Collected data
────────────────

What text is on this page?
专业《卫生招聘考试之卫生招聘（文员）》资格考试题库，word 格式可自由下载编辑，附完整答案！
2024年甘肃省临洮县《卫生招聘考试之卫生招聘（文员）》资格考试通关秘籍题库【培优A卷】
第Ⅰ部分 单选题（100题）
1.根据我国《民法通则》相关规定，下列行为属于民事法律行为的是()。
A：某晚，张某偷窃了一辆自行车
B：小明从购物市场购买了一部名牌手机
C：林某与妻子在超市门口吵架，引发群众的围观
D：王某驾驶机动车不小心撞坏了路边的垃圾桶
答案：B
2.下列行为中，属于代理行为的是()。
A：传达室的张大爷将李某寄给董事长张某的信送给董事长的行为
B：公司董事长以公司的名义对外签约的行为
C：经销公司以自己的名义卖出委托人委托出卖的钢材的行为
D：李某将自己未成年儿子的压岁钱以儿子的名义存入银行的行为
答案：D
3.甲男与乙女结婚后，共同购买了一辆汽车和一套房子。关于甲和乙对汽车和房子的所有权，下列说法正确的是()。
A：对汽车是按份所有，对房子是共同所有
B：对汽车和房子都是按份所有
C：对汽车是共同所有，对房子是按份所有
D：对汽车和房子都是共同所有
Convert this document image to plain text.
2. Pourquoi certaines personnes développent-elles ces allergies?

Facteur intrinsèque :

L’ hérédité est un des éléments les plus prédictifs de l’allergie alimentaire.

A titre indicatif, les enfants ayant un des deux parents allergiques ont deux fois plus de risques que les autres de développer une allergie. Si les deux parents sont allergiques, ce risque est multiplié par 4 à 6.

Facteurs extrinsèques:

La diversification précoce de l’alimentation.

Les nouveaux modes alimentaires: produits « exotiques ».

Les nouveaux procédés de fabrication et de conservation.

────────────────

From the material above, copy each line that includes the word "卫生招聘考试之卫生招聘".

FULL OUTPUT:
专业《卫生招聘考试之卫生招聘（文员）》资格考试题库，word 格式可自由下载编辑，附完整答案！
2024年甘肃省临洮县《卫生招聘考试之卫生招聘（文员）》资格考试通关秘籍题库【培优A卷】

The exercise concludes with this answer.